╭─ Data for this exercise

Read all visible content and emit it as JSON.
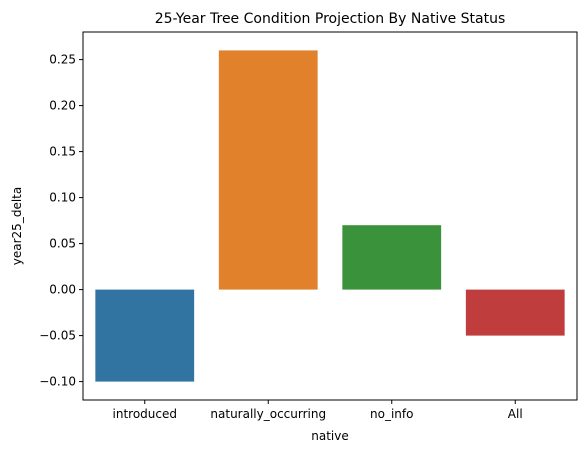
{
  "chart_data": {
    "type": "bar",
    "title": "25-Year Tree Condition Projection By Native Status",
    "xlabel": "native",
    "ylabel": "year25_delta",
    "categories": [
      "introduced",
      "naturally_occurring",
      "no_info",
      "All"
    ],
    "values": [
      -0.1,
      0.26,
      0.07,
      -0.05
    ],
    "colors": [
      "#3274a1",
      "#e1812c",
      "#3a923a",
      "#c03d3e"
    ],
    "ylim": [
      -0.12,
      0.28
    ],
    "yticks": [
      -0.1,
      -0.05,
      0.0,
      0.05,
      0.1,
      0.15,
      0.2,
      0.25
    ],
    "ytick_labels": [
      "−0.10",
      "−0.05",
      "0.00",
      "0.05",
      "0.10",
      "0.15",
      "0.20",
      "0.25"
    ],
    "grid": false,
    "legend": "none"
  }
}
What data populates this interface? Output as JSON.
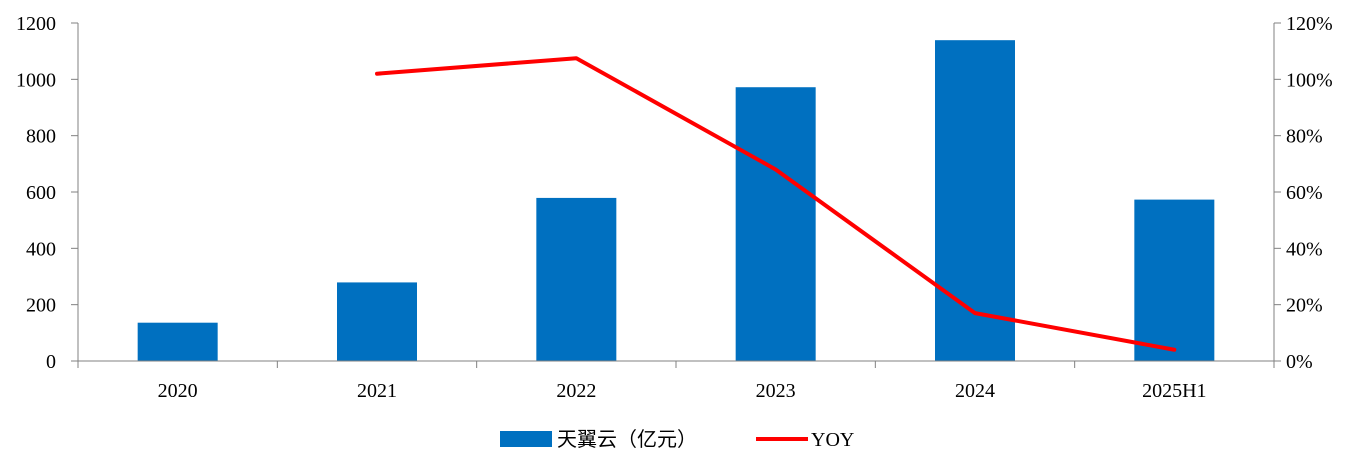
{
  "chart_data": {
    "type": "bar",
    "categories": [
      "2020",
      "2021",
      "2022",
      "2023",
      "2024",
      "2025H1"
    ],
    "series": [
      {
        "name": "天翼云（亿元）",
        "type": "bar",
        "axis": "left",
        "values": [
          136,
          279,
          579,
          972,
          1139,
          573
        ],
        "color": "#0070C0"
      },
      {
        "name": "YOY",
        "type": "line",
        "axis": "right",
        "values": [
          null,
          1.02,
          1.075,
          0.68,
          0.17,
          0.04
        ],
        "color": "#FF0000"
      }
    ],
    "y_left": {
      "min": 0,
      "max": 1200,
      "ticks": [
        0,
        200,
        400,
        600,
        800,
        1000,
        1200
      ],
      "tick_labels": [
        "0",
        "200",
        "400",
        "600",
        "800",
        "1000",
        "1200"
      ]
    },
    "y_right": {
      "min": 0,
      "max": 1.2,
      "ticks": [
        0,
        0.2,
        0.4,
        0.6,
        0.8,
        1.0,
        1.2
      ],
      "tick_labels": [
        "0%",
        "20%",
        "40%",
        "60%",
        "80%",
        "100%",
        "120%"
      ]
    },
    "title": "",
    "xlabel": "",
    "ylabel": "",
    "grid": false,
    "legend_position": "bottom-center"
  }
}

╰─

[Your instructions] Pictures stay out; repeat all the rest of the records exactly.

[The solution]
Read all visible content and emit it as JSON.
{
  "chart_data": {
    "type": "bar",
    "title": "25-Year Tree Condition Projection By Native Status",
    "xlabel": "native",
    "ylabel": "year25_delta",
    "categories": [
      "introduced",
      "naturally_occurring",
      "no_info",
      "All"
    ],
    "values": [
      -0.1,
      0.26,
      0.07,
      -0.05
    ],
    "colors": [
      "#3274a1",
      "#e1812c",
      "#3a923a",
      "#c03d3e"
    ],
    "ylim": [
      -0.12,
      0.28
    ],
    "yticks": [
      -0.1,
      -0.05,
      0.0,
      0.05,
      0.1,
      0.15,
      0.2,
      0.25
    ],
    "ytick_labels": [
      "−0.10",
      "−0.05",
      "0.00",
      "0.05",
      "0.10",
      "0.15",
      "0.20",
      "0.25"
    ],
    "grid": false,
    "legend": "none"
  }
}
What data populates this interface? Output as JSON.
{
  "chart_data": {
    "type": "bar",
    "categories": [
      "2020",
      "2021",
      "2022",
      "2023",
      "2024",
      "2025H1"
    ],
    "series": [
      {
        "name": "天翼云（亿元）",
        "type": "bar",
        "axis": "left",
        "values": [
          136,
          279,
          579,
          972,
          1139,
          573
        ],
        "color": "#0070C0"
      },
      {
        "name": "YOY",
        "type": "line",
        "axis": "right",
        "values": [
          null,
          1.02,
          1.075,
          0.68,
          0.17,
          0.04
        ],
        "color": "#FF0000"
      }
    ],
    "y_left": {
      "min": 0,
      "max": 1200,
      "ticks": [
        0,
        200,
        400,
        600,
        800,
        1000,
        1200
      ],
      "tick_labels": [
        "0",
        "200",
        "400",
        "600",
        "800",
        "1000",
        "1200"
      ]
    },
    "y_right": {
      "min": 0,
      "max": 1.2,
      "ticks": [
        0,
        0.2,
        0.4,
        0.6,
        0.8,
        1.0,
        1.2
      ],
      "tick_labels": [
        "0%",
        "20%",
        "40%",
        "60%",
        "80%",
        "100%",
        "120%"
      ]
    },
    "title": "",
    "xlabel": "",
    "ylabel": "",
    "grid": false,
    "legend_position": "bottom-center"
  }
}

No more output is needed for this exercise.